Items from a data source

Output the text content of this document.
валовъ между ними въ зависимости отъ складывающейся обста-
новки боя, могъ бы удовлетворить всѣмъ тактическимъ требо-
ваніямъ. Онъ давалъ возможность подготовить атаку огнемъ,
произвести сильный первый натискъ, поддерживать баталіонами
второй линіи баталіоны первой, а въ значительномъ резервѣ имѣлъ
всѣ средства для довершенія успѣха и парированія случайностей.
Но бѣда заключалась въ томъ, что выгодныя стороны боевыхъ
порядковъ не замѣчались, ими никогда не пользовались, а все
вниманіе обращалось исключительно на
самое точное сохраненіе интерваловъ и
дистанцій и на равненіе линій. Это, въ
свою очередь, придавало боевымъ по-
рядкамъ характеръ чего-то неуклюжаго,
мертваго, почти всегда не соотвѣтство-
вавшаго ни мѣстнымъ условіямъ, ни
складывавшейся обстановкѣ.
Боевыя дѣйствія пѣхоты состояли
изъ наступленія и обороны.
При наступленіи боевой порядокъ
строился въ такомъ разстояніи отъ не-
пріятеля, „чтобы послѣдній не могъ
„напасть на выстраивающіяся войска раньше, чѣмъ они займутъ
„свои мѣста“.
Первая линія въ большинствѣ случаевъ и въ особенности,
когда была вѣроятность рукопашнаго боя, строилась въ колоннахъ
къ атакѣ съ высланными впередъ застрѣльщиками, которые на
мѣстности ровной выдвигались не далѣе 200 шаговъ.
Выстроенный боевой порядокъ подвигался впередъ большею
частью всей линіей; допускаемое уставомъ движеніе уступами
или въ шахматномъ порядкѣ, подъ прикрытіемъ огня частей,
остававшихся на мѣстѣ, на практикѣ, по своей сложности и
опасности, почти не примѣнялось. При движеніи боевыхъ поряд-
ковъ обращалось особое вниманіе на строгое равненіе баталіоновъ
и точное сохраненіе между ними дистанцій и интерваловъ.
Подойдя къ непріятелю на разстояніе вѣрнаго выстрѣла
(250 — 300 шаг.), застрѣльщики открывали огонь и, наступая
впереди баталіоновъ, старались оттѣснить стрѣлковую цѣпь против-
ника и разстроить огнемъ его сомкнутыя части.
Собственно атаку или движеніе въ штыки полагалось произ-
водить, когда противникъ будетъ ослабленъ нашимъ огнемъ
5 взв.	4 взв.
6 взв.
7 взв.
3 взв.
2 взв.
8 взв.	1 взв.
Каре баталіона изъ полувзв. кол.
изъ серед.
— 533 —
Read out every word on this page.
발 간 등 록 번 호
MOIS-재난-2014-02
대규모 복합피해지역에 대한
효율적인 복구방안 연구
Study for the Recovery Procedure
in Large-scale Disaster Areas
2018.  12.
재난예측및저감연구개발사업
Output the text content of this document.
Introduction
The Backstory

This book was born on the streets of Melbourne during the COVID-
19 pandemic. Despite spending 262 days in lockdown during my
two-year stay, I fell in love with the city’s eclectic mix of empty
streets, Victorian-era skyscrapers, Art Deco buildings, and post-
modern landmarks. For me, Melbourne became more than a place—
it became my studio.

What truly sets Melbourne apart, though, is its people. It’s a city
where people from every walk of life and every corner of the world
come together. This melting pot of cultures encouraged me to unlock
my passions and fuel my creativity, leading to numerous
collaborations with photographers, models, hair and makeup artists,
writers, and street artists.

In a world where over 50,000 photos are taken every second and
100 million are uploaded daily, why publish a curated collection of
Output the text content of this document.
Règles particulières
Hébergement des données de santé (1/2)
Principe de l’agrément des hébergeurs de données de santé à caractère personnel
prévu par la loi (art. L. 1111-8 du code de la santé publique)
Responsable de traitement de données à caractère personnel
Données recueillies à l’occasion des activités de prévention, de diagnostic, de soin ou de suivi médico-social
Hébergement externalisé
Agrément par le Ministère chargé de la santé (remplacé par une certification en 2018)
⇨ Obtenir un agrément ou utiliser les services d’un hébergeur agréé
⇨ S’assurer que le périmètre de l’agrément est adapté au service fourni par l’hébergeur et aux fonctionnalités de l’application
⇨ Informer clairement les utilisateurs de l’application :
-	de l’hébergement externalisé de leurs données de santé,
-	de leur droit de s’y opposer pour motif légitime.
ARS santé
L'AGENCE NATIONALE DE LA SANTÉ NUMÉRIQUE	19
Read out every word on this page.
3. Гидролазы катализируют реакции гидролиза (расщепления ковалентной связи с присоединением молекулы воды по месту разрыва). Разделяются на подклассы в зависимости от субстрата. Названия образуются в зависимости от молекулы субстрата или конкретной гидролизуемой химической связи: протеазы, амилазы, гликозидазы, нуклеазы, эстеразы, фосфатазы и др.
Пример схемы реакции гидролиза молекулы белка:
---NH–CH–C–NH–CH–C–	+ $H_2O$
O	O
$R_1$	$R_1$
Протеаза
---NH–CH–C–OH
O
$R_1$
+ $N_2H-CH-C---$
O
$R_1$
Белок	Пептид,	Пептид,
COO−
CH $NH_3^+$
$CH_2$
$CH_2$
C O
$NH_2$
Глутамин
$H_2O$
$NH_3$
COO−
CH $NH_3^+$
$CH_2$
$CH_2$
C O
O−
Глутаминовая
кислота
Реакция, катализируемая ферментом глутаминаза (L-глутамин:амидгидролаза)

Short task
Copy out all the entries shown above, character for character.

Result for this exercise
Output the text content of this document.
валовъ между ними въ зависимости отъ складывающейся обста-
новки боя, могъ бы удовлетворить всѣмъ тактическимъ требо-
ваніямъ. Онъ давалъ возможность подготовить атаку огнемъ,
произвести сильный первый натискъ, поддерживать баталіонами
второй линіи баталіоны первой, а въ значительномъ резервѣ имѣлъ
всѣ средства для довершенія успѣха и парированія случайностей.
Но бѣда заключалась въ томъ, что выгодныя стороны боевыхъ
порядковъ не замѣчались, ими никогда не пользовались, а все
вниманіе обращалось исключительно на
самое точное сохраненіе интерваловъ и
дистанцій и на равненіе линій. Это, въ
свою очередь, придавало боевымъ по-
рядкамъ характеръ чего-то неуклюжаго,
мертваго, почти всегда не соотвѣтство-
вавшаго ни мѣстнымъ условіямъ, ни
складывавшейся обстановкѣ.
Боевыя дѣйствія пѣхоты состояли
изъ наступленія и обороны.
При наступленіи боевой порядокъ
строился въ такомъ разстояніи отъ не-
пріятеля, „чтобы послѣдній не могъ
„напасть на выстраивающіяся войска раньше, чѣмъ они займутъ
„свои мѣста“.
Первая линія въ большинствѣ случаевъ и въ особенности,
когда была вѣроятность рукопашнаго боя, строилась въ колоннахъ
къ атакѣ съ высланными впередъ застрѣльщиками, которые на
мѣстности ровной выдвигались не далѣе 200 шаговъ.
Выстроенный боевой порядокъ подвигался впередъ большею
частью всей линіей; допускаемое уставомъ движеніе уступами
или въ шахматномъ порядкѣ, подъ прикрытіемъ огня частей,
остававшихся на мѣстѣ, на практикѣ, по своей сложности и
опасности, почти не примѣнялось. При движеніи боевыхъ поряд-
ковъ обращалось особое вниманіе на строгое равненіе баталіоновъ
и точное сохраненіе между ними дистанцій и интерваловъ.
Подойдя къ непріятелю на разстояніе вѣрнаго выстрѣла
(250 — 300 шаг.), застрѣльщики открывали огонь и, наступая
впереди баталіоновъ, старались оттѣснить стрѣлковую цѣпь против-
ника и разстроить огнемъ его сомкнутыя части.
Собственно атаку или движеніе въ штыки полагалось произ-
водить, когда противникъ будетъ ослабленъ нашимъ огнемъ
5 взв.	4 взв.
6 взв.
7 взв.
3 взв.
2 взв.
8 взв.	1 взв.
Каре баталіона изъ полувзв. кол.
изъ серед.
— 533 —
Read out every word on this page.
발 간 등 록 번 호
MOIS-재난-2014-02
대규모 복합피해지역에 대한
효율적인 복구방안 연구
Study for the Recovery Procedure
in Large-scale Disaster Areas
2018.  12.
재난예측및저감연구개발사업
Output the text content of this document.
Introduction
The Backstory

This book was born on the streets of Melbourne during the COVID-
19 pandemic. Despite spending 262 days in lockdown during my
two-year stay, I fell in love with the city’s eclectic mix of empty
streets, Victorian-era skyscrapers, Art Deco buildings, and post-
modern landmarks. For me, Melbourne became more than a place—
it became my studio.

What truly sets Melbourne apart, though, is its people. It’s a city
where people from every walk of life and every corner of the world
come together. This melting pot of cultures encouraged me to unlock
my passions and fuel my creativity, leading to numerous
collaborations with photographers, models, hair and makeup artists,
writers, and street artists.

In a world where over 50,000 photos are taken every second and
100 million are uploaded daily, why publish a curated collection of
Output the text content of this document.
Règles particulières
Hébergement des données de santé (1/2)
Principe de l’agrément des hébergeurs de données de santé à caractère personnel
prévu par la loi (art. L. 1111-8 du code de la santé publique)
Responsable de traitement de données à caractère personnel
Données recueillies à l’occasion des activités de prévention, de diagnostic, de soin ou de suivi médico-social
Hébergement externalisé
Agrément par le Ministère chargé de la santé (remplacé par une certification en 2018)
⇨ Obtenir un agrément ou utiliser les services d’un hébergeur agréé
⇨ S’assurer que le périmètre de l’agrément est adapté au service fourni par l’hébergeur et aux fonctionnalités de l’application
⇨ Informer clairement les utilisateurs de l’application :
-	de l’hébergement externalisé de leurs données de santé,
-	de leur droit de s’y opposer pour motif légitime.
ARS santé
L'AGENCE NATIONALE DE LA SANTÉ NUMÉRIQUE	19
Read out every word on this page.
3. Гидролазы катализируют реакции гидролиза (расщепления ковалентной связи с присоединением молекулы воды по месту разрыва). Разделяются на подклассы в зависимости от субстрата. Названия образуются в зависимости от молекулы субстрата или конкретной гидролизуемой химической связи: протеазы, амилазы, гликозидазы, нуклеазы, эстеразы, фосфатазы и др.
Пример схемы реакции гидролиза молекулы белка:
---NH–CH–C–NH–CH–C–	+ $H_2O$
O	O
$R_1$	$R_1$
Протеаза
---NH–CH–C–OH
O
$R_1$
+ $N_2H-CH-C---$
O
$R_1$
Белок	Пептид,	Пептид,
COO−
CH $NH_3^+$
$CH_2$
$CH_2$
C O
$NH_2$
Глутамин
$H_2O$
$NH_3$
COO−
CH $NH_3^+$
$CH_2$
$CH_2$
C O
O−
Глутаминовая
кислота
Реакция, катализируемая ферментом глутаминаза (L-глутамин:амидгидролаза)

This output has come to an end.